STATED EXERCISE>
Go through the entries below and print each one exactly, leaving out pictures.
## Begin RECORD EXCERPTS
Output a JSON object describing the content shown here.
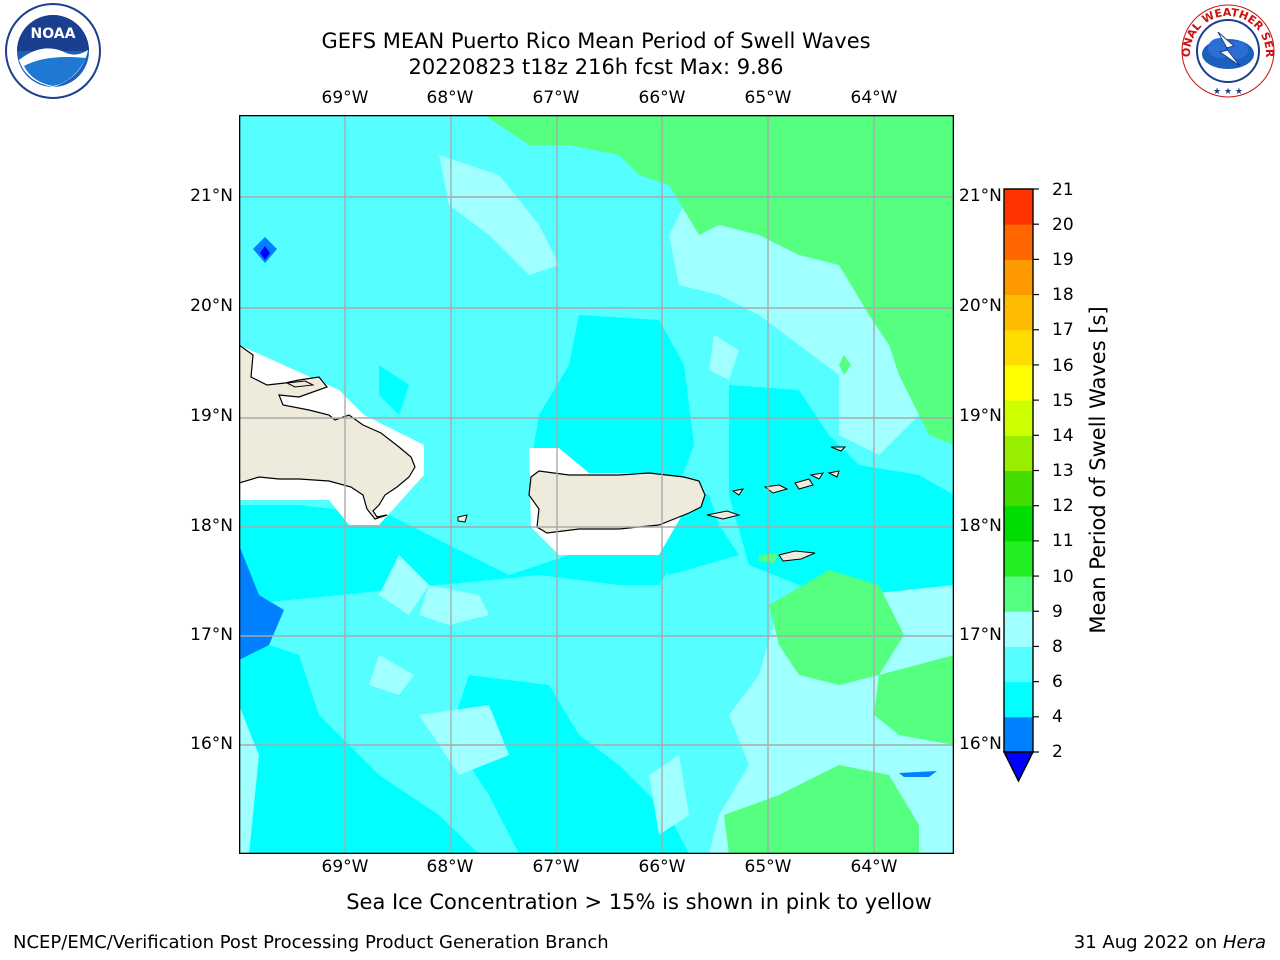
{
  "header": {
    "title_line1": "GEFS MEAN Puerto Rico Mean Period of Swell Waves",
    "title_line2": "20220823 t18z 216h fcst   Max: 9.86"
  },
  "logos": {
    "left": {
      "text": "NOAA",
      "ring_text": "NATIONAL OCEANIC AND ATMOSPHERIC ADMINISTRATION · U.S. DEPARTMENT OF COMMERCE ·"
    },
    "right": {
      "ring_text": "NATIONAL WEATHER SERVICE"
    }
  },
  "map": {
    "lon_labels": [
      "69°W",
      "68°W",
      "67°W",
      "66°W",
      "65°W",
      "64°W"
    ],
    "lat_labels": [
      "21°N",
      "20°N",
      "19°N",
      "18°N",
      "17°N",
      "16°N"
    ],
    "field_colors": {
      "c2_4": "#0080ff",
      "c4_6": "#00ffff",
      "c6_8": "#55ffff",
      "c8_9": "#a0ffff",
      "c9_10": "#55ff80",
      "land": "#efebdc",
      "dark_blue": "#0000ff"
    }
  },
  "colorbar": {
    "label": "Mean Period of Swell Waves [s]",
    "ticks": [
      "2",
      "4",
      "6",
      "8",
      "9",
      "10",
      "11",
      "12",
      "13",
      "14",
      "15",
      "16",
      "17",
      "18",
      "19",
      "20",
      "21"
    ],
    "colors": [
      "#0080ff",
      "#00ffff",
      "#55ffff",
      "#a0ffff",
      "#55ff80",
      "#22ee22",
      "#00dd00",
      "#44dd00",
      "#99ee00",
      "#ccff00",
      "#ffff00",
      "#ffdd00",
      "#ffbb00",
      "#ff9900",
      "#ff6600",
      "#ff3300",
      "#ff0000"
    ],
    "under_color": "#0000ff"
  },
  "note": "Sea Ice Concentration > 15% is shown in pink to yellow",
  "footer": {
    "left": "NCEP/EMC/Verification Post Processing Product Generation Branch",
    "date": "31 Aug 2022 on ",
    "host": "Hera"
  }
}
## End RECORD EXCERPTS
CORRECT OUTPUT>
Output a JSON object describing the content shown here.
{
  "header": {
    "title_line1": "GEFS MEAN Puerto Rico Mean Period of Swell Waves",
    "title_line2": "20220823 t18z 216h fcst   Max: 9.86"
  },
  "logos": {
    "left": {
      "text": "NOAA",
      "ring_text": "NATIONAL OCEANIC AND ATMOSPHERIC ADMINISTRATION · U.S. DEPARTMENT OF COMMERCE ·"
    },
    "right": {
      "ring_text": "NATIONAL WEATHER SERVICE"
    }
  },
  "map": {
    "lon_labels": [
      "69°W",
      "68°W",
      "67°W",
      "66°W",
      "65°W",
      "64°W"
    ],
    "lat_labels": [
      "21°N",
      "20°N",
      "19°N",
      "18°N",
      "17°N",
      "16°N"
    ],
    "field_colors": {
      "c2_4": "#0080ff",
      "c4_6": "#00ffff",
      "c6_8": "#55ffff",
      "c8_9": "#a0ffff",
      "c9_10": "#55ff80",
      "land": "#efebdc",
      "dark_blue": "#0000ff"
    }
  },
  "colorbar": {
    "label": "Mean Period of Swell Waves [s]",
    "ticks": [
      "2",
      "4",
      "6",
      "8",
      "9",
      "10",
      "11",
      "12",
      "13",
      "14",
      "15",
      "16",
      "17",
      "18",
      "19",
      "20",
      "21"
    ],
    "colors": [
      "#0080ff",
      "#00ffff",
      "#55ffff",
      "#a0ffff",
      "#55ff80",
      "#22ee22",
      "#00dd00",
      "#44dd00",
      "#99ee00",
      "#ccff00",
      "#ffff00",
      "#ffdd00",
      "#ffbb00",
      "#ff9900",
      "#ff6600",
      "#ff3300",
      "#ff0000"
    ],
    "under_color": "#0000ff"
  },
  "note": "Sea Ice Concentration > 15% is shown in pink to yellow",
  "footer": {
    "left": "NCEP/EMC/Verification Post Processing Product Generation Branch",
    "date": "31 Aug 2022 on ",
    "host": "Hera"
  }
}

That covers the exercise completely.